→ **Dataset entries on figures**
* * * * *

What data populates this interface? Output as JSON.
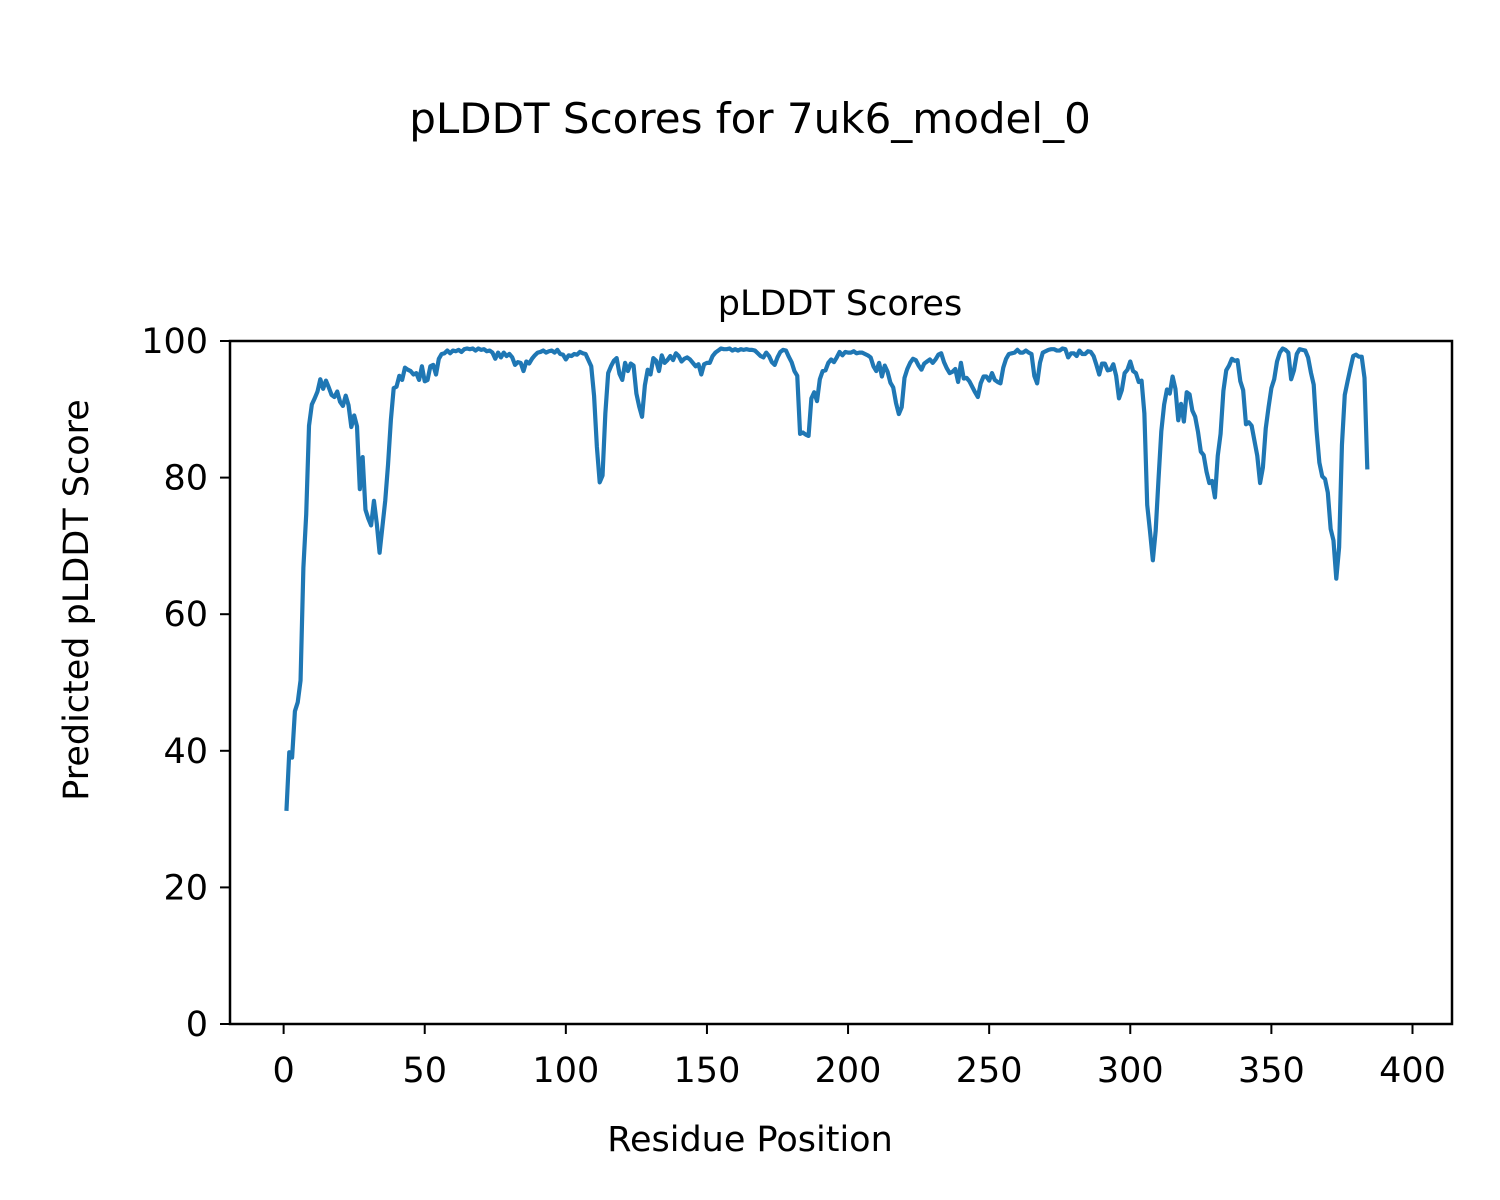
{
  "figure": {
    "suptitle": "pLDDT Scores for 7uk6_model_0"
  },
  "chart_data": {
    "type": "line",
    "title": "pLDDT Scores",
    "xlabel": "Residue Position",
    "ylabel": "Predicted pLDDT Score",
    "xlim": [
      -19,
      414
    ],
    "ylim": [
      0,
      100
    ],
    "xticks": [
      0,
      50,
      100,
      150,
      200,
      250,
      300,
      350,
      400
    ],
    "yticks": [
      0,
      20,
      40,
      60,
      80,
      100
    ],
    "grid": false,
    "legend": "none",
    "series": [
      {
        "color": "#1f77b4",
        "x_start": 1,
        "x_step": 1,
        "values": [
          31.2,
          39.8,
          39.0,
          45.8,
          47.1,
          50.3,
          66.8,
          74.6,
          87.6,
          90.7,
          91.6,
          92.6,
          94.4,
          93.0,
          94.2,
          93.2,
          92.1,
          91.8,
          92.6,
          91.1,
          90.5,
          92.0,
          90.6,
          87.4,
          89.1,
          87.5,
          78.3,
          83.0,
          75.3,
          74.0,
          73.0,
          76.6,
          73.3,
          69.0,
          72.8,
          76.6,
          81.9,
          88.4,
          93.1,
          93.3,
          94.9,
          94.3,
          96.1,
          95.8,
          95.6,
          95.1,
          95.3,
          94.3,
          96.3,
          94.1,
          94.3,
          96.3,
          96.5,
          95.1,
          97.4,
          98.1,
          98.2,
          98.6,
          98.2,
          98.6,
          98.5,
          98.7,
          98.4,
          98.8,
          98.9,
          98.8,
          98.9,
          98.6,
          98.9,
          98.7,
          98.8,
          98.5,
          98.6,
          98.3,
          97.4,
          98.3,
          97.6,
          98.3,
          97.8,
          98.1,
          97.6,
          96.5,
          96.9,
          96.8,
          95.6,
          97.0,
          96.7,
          97.4,
          97.9,
          98.3,
          98.4,
          98.6,
          98.3,
          98.5,
          98.6,
          98.3,
          98.7,
          98.1,
          98.0,
          97.3,
          97.9,
          97.8,
          98.1,
          98.0,
          98.4,
          98.2,
          98.1,
          97.2,
          96.3,
          92.0,
          84.5,
          79.3,
          80.3,
          89.4,
          95.3,
          96.3,
          97.1,
          97.5,
          95.2,
          94.3,
          96.8,
          95.6,
          96.7,
          96.4,
          92.3,
          90.4,
          88.9,
          93.5,
          95.8,
          95.1,
          97.5,
          97.1,
          95.6,
          97.9,
          96.8,
          97.2,
          97.8,
          97.2,
          98.2,
          97.8,
          97.0,
          97.4,
          97.6,
          97.3,
          96.8,
          96.3,
          96.6,
          95.1,
          96.6,
          96.8,
          96.8,
          97.8,
          98.3,
          98.6,
          98.9,
          98.8,
          98.8,
          98.9,
          98.6,
          98.8,
          98.6,
          98.8,
          98.7,
          98.8,
          98.7,
          98.7,
          98.6,
          98.2,
          97.8,
          97.6,
          98.3,
          97.8,
          96.9,
          96.5,
          97.6,
          98.4,
          98.7,
          98.6,
          97.7,
          96.9,
          95.6,
          94.9,
          86.4,
          86.6,
          86.3,
          86.1,
          91.6,
          92.5,
          91.2,
          94.4,
          95.6,
          95.7,
          96.8,
          97.3,
          96.9,
          97.6,
          98.4,
          97.9,
          98.4,
          98.3,
          98.3,
          98.5,
          98.2,
          98.3,
          98.3,
          98.1,
          97.9,
          97.6,
          96.3,
          95.6,
          96.8,
          94.8,
          96.4,
          95.5,
          93.9,
          93.2,
          90.9,
          89.3,
          90.3,
          94.6,
          95.9,
          96.8,
          97.4,
          97.2,
          96.4,
          95.8,
          96.7,
          97.0,
          97.3,
          96.8,
          97.3,
          98.0,
          98.2,
          96.9,
          96.0,
          95.3,
          95.5,
          95.9,
          94.0,
          96.8,
          94.5,
          94.6,
          94.1,
          93.3,
          92.5,
          91.8,
          93.8,
          94.8,
          94.8,
          94.2,
          95.3,
          94.3,
          94.0,
          93.8,
          96.1,
          97.4,
          98.1,
          98.2,
          98.3,
          98.7,
          98.3,
          98.3,
          98.6,
          98.3,
          98.1,
          94.9,
          93.8,
          96.8,
          98.3,
          98.5,
          98.7,
          98.8,
          98.8,
          98.6,
          98.6,
          98.9,
          98.8,
          97.6,
          98.2,
          98.2,
          97.8,
          98.6,
          98.1,
          98.1,
          98.5,
          98.4,
          97.8,
          96.5,
          95.1,
          96.7,
          96.7,
          95.7,
          95.8,
          96.6,
          94.9,
          91.6,
          92.8,
          95.3,
          95.8,
          97.0,
          95.6,
          95.3,
          94.0,
          94.2,
          89.4,
          76.0,
          72.1,
          67.9,
          72.2,
          79.7,
          86.8,
          90.7,
          92.9,
          92.3,
          94.8,
          93.0,
          88.4,
          90.8,
          88.2,
          92.5,
          92.2,
          89.8,
          88.9,
          86.7,
          83.8,
          83.3,
          80.9,
          79.2,
          79.5,
          77.1,
          83.2,
          86.4,
          92.7,
          95.7,
          96.4,
          97.4,
          97.1,
          97.2,
          94.1,
          92.8,
          87.8,
          88.1,
          87.6,
          85.4,
          83.2,
          79.2,
          81.5,
          87.2,
          90.3,
          93.1,
          94.4,
          97.0,
          98.3,
          98.9,
          98.7,
          98.3,
          94.4,
          95.7,
          98.1,
          98.8,
          98.7,
          98.6,
          97.6,
          95.4,
          93.6,
          86.9,
          82.2,
          80.2,
          79.8,
          77.8,
          72.5,
          70.8,
          65.2,
          69.8,
          84.8,
          92.1,
          94.1,
          96.0,
          97.8,
          98.0,
          97.7,
          97.7,
          94.6,
          81.2
        ]
      }
    ]
  }
}
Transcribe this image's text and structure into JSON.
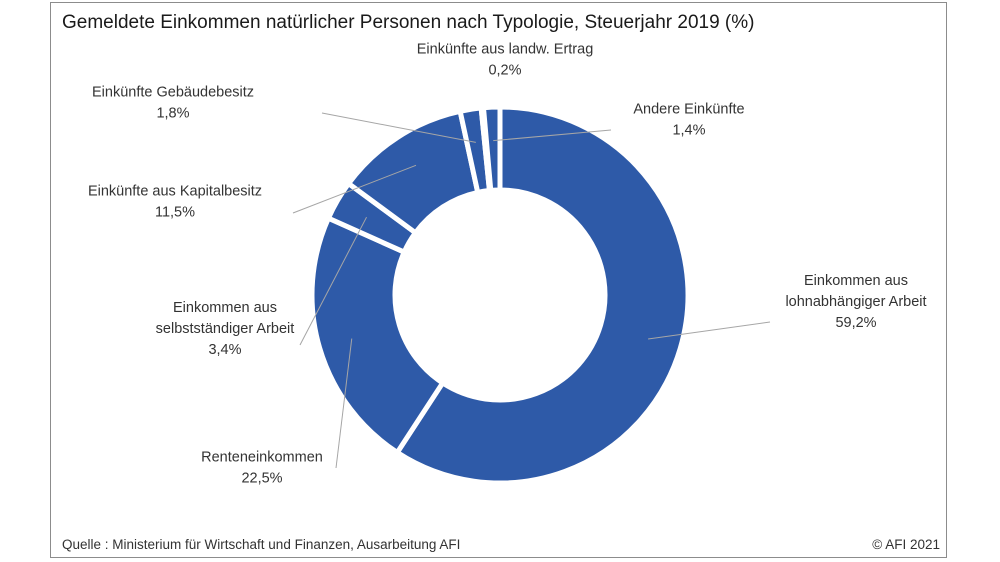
{
  "chart_data": {
    "type": "pie",
    "title": "Gemeldete Einkommen natürlicher Personen nach Typologie, Steuerjahr 2019 (%)",
    "slices": [
      {
        "name": "Einkommen aus lohnabhängiger Arbeit",
        "label_lines": [
          "Einkommen aus",
          "lohnabhängiger Arbeit"
        ],
        "value": 59.2,
        "value_label": "59,2%"
      },
      {
        "name": "Renteneinkommen",
        "label_lines": [
          "Renteneinkommen"
        ],
        "value": 22.5,
        "value_label": "22,5%"
      },
      {
        "name": "Einkommen aus selbstständiger Arbeit",
        "label_lines": [
          "Einkommen aus",
          "selbstständiger Arbeit"
        ],
        "value": 3.4,
        "value_label": "3,4%"
      },
      {
        "name": "Einkünfte aus Kapitalbesitz",
        "label_lines": [
          "Einkünfte aus Kapitalbesitz"
        ],
        "value": 11.5,
        "value_label": "11,5%"
      },
      {
        "name": "Einkünfte Gebäudebesitz",
        "label_lines": [
          "Einkünfte Gebäudebesitz"
        ],
        "value": 1.8,
        "value_label": "1,8%"
      },
      {
        "name": "Einkünfte aus landw. Ertrag",
        "label_lines": [
          "Einkünfte aus landw. Ertrag"
        ],
        "value": 0.2,
        "value_label": "0,2%"
      },
      {
        "name": "Andere Einkünfte",
        "label_lines": [
          "Andere Einkünfte"
        ],
        "value": 1.4,
        "value_label": "1,4%"
      }
    ],
    "colors": {
      "slice": "#2e5aa8",
      "leader": "#a6a6a6",
      "separator": "#ffffff"
    },
    "donut": true
  },
  "footer": {
    "source": "Quelle : Ministerium für Wirtschaft und Finanzen, Ausarbeitung AFI",
    "copyright": "© AFI 2021"
  }
}
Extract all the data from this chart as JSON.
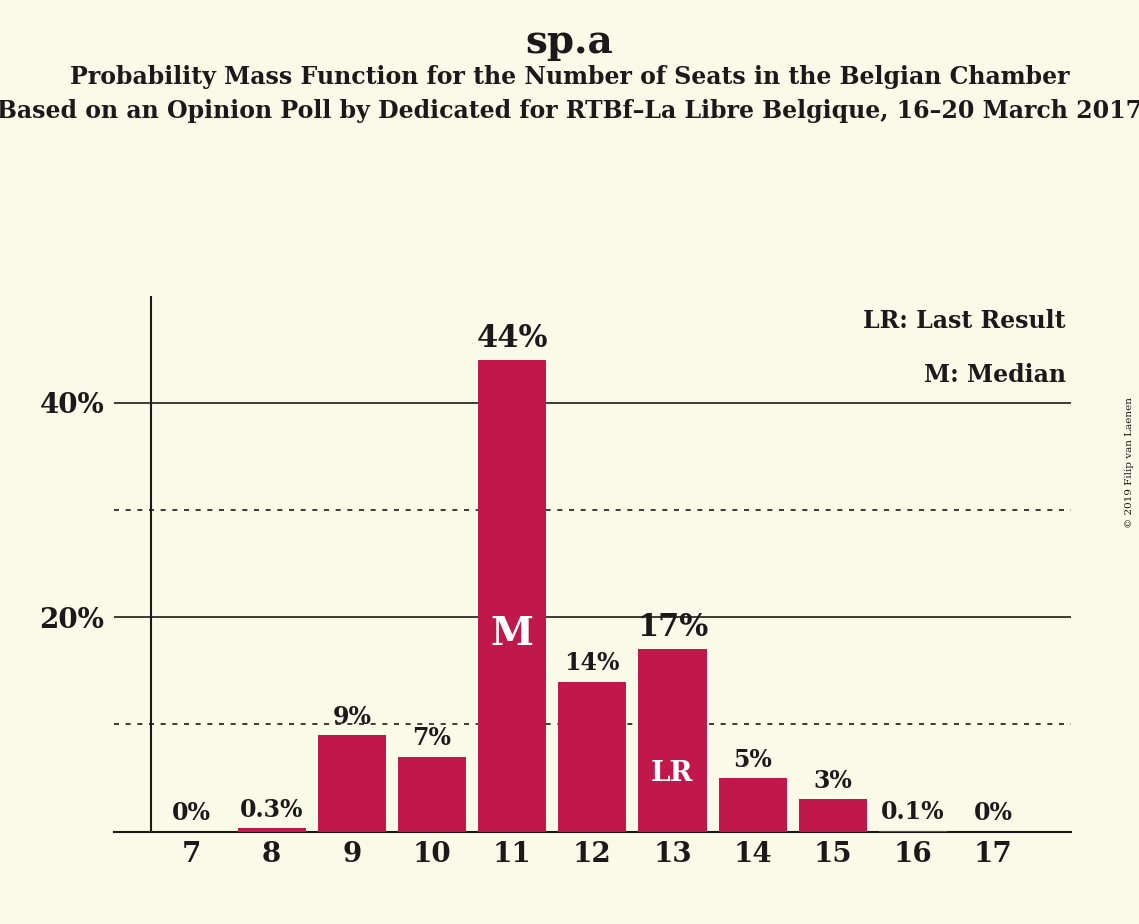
{
  "title": "sp.a",
  "subtitle1": "Probability Mass Function for the Number of Seats in the Belgian Chamber",
  "subtitle2": "Based on an Opinion Poll by Dedicated for RTBf–La Libre Belgique, 16–20 March 2017",
  "copyright": "© 2019 Filip van Laenen",
  "categories": [
    7,
    8,
    9,
    10,
    11,
    12,
    13,
    14,
    15,
    16,
    17
  ],
  "values": [
    0.0,
    0.3,
    9.0,
    7.0,
    44.0,
    14.0,
    17.0,
    5.0,
    3.0,
    0.1,
    0.0
  ],
  "labels": [
    "0%",
    "0.3%",
    "9%",
    "7%",
    "44%",
    "14%",
    "17%",
    "5%",
    "3%",
    "0.1%",
    "0%"
  ],
  "bar_color": "#c0184a",
  "background_color": "#fafae8",
  "text_color": "#1a1a1a",
  "median_seat": 11,
  "lr_seat": 13,
  "legend_lr": "LR: Last Result",
  "legend_m": "M: Median",
  "yticks": [
    20,
    40
  ],
  "ytick_labels": [
    "20%",
    "40%"
  ],
  "dotted_lines": [
    10,
    30
  ],
  "solid_lines": [
    0,
    20,
    40
  ],
  "ylim": [
    0,
    50
  ],
  "title_fontsize": 28,
  "subtitle_fontsize": 17,
  "label_fontsize": 17,
  "tick_fontsize": 20,
  "legend_fontsize": 17,
  "annotation_fontsize": 22,
  "m_fontsize": 28,
  "lr_fontsize": 20
}
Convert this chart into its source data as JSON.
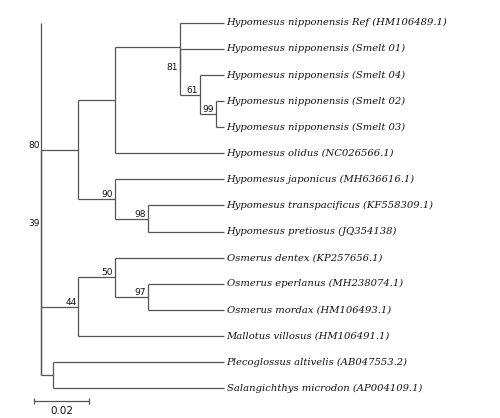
{
  "taxa": [
    "Hypomesus nipponensis Ref (HM106489.1)",
    "Hypomesus nipponensis (Smelt 01)",
    "Hypomesus nipponensis (Smelt 04)",
    "Hypomesus nipponensis (Smelt 02)",
    "Hypomesus nipponensis (Smelt 03)",
    "Hypomesus olidus (NC026566.1)",
    "Hypomesus japonicus (MH636616.1)",
    "Hypomesus transpacificus (KF558309.1)",
    "Hypomesus pretiosus (JQ354138)",
    "Osmerus dentex (KP257656.1)",
    "Osmerus eperlanus (MH238074.1)",
    "Osmerus mordax (HM106493.1)",
    "Mallotus villosus (HM106491.1)",
    "Plecoglossus altivelis (AB047553.2)",
    "Salangichthys microdon (AP004109.1)"
  ],
  "line_color": "#555555",
  "text_color": "#111111",
  "bg_color": "#ffffff",
  "scale_bar_label": "0.02",
  "font_size": 7.2,
  "bootstrap_font_size": 6.5
}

* * * * *

Extract lines where the string "Kapitalbesitz" occurs.

→ **Answer to the problem**
        "name": "Einkünfte aus Kapitalbesitz",
          "Einkünfte aus Kapitalbesitz"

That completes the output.